Input material

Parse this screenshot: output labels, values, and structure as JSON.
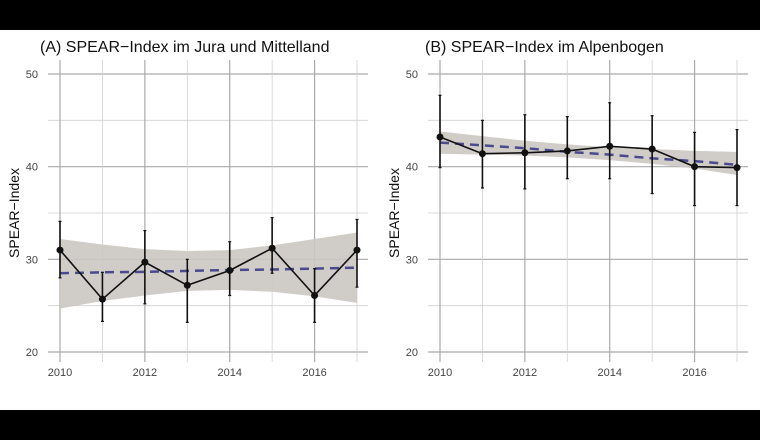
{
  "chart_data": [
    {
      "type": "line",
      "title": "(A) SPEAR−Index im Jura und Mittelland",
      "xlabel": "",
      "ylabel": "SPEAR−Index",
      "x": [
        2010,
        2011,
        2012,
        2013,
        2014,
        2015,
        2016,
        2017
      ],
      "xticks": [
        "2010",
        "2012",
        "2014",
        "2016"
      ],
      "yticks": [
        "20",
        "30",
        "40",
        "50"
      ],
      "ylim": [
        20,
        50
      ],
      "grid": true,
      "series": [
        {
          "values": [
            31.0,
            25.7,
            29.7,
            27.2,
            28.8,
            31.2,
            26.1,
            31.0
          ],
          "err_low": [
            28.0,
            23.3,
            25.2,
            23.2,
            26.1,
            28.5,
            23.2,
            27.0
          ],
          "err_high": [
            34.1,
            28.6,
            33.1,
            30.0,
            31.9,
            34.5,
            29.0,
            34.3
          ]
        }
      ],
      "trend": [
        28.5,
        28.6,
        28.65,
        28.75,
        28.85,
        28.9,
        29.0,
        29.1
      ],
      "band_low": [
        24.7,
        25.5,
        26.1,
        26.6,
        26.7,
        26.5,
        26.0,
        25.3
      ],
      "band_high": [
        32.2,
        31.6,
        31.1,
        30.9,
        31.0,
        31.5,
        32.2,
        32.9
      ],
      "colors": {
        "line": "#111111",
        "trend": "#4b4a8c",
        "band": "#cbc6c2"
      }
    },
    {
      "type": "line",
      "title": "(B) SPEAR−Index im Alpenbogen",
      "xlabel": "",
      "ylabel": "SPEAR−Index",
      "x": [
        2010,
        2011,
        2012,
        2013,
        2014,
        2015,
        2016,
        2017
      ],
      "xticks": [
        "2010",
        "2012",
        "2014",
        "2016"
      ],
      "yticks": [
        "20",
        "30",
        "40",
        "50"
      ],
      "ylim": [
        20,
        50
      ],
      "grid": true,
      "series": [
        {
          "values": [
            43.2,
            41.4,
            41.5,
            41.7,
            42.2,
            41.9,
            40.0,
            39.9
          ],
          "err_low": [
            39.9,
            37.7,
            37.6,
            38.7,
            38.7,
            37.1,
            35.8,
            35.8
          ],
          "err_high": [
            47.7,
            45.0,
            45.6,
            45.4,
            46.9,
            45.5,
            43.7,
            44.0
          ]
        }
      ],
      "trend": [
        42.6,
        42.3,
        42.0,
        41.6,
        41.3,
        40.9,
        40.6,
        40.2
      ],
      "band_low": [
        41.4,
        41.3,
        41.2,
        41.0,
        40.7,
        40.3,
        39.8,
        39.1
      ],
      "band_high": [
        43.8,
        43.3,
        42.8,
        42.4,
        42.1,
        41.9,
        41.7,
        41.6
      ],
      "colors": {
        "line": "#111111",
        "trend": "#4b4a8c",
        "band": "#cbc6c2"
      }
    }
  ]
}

---

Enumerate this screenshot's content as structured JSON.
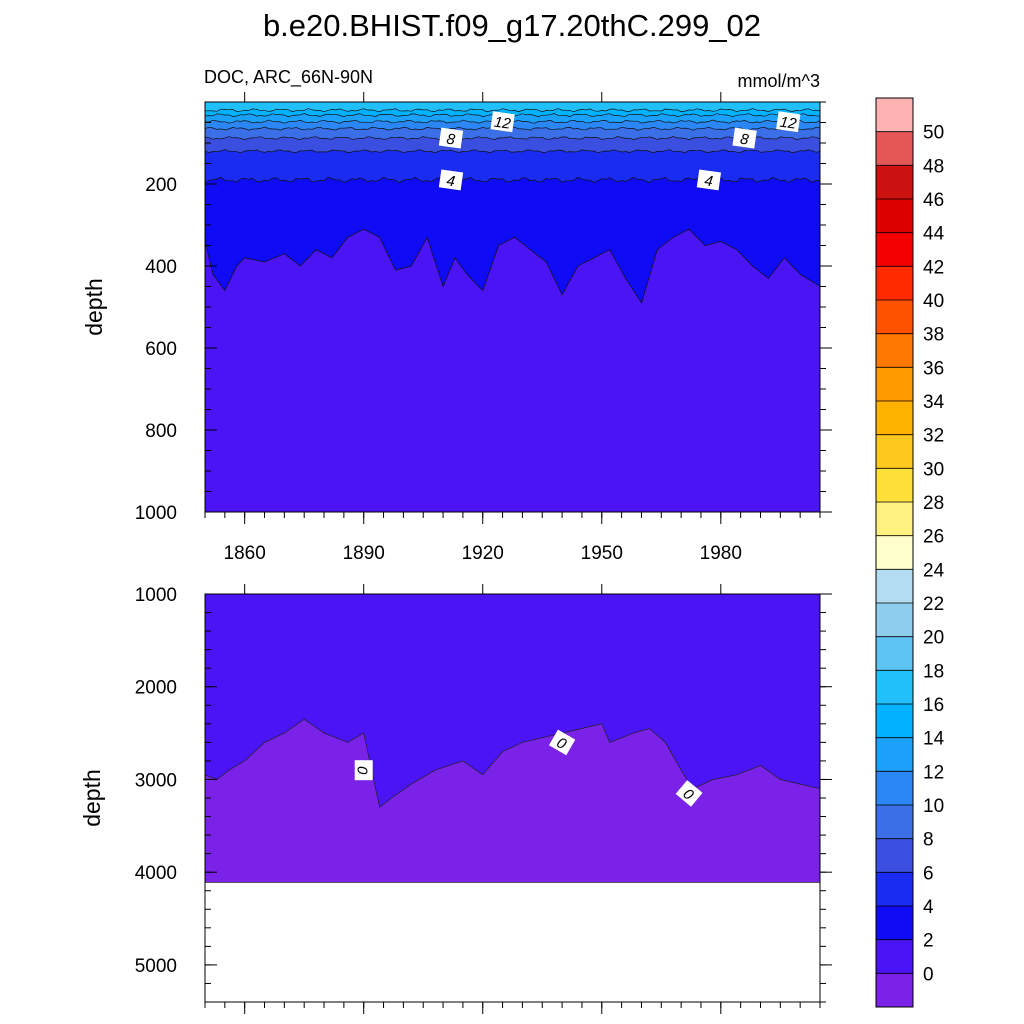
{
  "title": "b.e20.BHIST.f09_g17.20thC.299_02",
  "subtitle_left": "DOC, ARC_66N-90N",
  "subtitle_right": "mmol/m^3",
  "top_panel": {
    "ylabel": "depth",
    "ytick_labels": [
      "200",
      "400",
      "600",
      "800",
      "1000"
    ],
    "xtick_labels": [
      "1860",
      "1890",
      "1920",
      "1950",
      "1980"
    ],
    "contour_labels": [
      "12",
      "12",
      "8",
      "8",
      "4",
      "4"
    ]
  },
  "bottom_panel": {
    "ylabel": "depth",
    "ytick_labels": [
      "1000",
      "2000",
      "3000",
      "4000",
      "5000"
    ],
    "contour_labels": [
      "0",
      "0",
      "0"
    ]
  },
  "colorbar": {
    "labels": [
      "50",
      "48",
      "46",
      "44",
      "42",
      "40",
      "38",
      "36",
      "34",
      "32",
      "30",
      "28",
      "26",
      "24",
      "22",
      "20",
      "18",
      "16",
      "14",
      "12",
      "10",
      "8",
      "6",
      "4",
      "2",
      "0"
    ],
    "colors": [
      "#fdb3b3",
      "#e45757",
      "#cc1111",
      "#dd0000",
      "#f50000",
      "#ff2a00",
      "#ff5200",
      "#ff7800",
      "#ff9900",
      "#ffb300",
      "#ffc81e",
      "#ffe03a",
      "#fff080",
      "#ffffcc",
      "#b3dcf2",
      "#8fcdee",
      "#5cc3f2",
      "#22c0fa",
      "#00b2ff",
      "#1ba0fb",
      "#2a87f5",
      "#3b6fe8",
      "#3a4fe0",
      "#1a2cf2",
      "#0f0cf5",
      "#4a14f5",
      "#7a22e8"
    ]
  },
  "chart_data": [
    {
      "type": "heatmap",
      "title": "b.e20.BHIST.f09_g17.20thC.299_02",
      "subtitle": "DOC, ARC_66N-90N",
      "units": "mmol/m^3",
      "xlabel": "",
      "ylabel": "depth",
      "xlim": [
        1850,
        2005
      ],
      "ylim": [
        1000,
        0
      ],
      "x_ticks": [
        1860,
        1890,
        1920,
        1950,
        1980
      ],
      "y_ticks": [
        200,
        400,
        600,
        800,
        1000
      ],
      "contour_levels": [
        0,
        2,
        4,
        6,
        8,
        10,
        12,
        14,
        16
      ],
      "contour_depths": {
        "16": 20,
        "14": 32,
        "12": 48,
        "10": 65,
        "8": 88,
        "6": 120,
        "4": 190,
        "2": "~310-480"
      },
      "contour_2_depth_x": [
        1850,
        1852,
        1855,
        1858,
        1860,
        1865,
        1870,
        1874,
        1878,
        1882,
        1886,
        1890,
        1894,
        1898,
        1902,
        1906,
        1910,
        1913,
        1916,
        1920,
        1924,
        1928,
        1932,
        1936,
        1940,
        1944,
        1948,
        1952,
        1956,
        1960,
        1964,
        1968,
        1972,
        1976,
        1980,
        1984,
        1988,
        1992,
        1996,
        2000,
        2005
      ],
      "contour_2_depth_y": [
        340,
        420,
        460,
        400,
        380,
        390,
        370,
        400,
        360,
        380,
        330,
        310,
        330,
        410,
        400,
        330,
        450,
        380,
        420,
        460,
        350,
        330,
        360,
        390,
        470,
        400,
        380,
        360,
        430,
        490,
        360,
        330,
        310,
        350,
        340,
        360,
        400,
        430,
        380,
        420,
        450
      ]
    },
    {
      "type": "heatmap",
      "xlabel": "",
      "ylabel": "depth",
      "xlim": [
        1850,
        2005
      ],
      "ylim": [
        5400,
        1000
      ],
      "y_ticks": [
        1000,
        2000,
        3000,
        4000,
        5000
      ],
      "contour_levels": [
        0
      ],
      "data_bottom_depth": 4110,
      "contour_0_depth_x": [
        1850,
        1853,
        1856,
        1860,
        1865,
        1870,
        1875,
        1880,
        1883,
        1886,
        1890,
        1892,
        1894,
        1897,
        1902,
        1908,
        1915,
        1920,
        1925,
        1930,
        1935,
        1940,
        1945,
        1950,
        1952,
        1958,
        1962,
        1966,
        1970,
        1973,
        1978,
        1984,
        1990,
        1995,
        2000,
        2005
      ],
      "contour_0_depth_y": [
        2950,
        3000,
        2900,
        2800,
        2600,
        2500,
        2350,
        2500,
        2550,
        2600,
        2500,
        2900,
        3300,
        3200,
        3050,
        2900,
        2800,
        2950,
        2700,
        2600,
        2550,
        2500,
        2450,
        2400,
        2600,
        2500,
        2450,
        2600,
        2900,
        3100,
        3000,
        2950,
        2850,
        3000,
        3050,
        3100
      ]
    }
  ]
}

Work to do
Collect, from the material above, every line containing the word "screenshot".

Output of the task
Parse this screenshot: output labels, values, and structure as JSON.
Enumerate this screenshot's content as structured JSON.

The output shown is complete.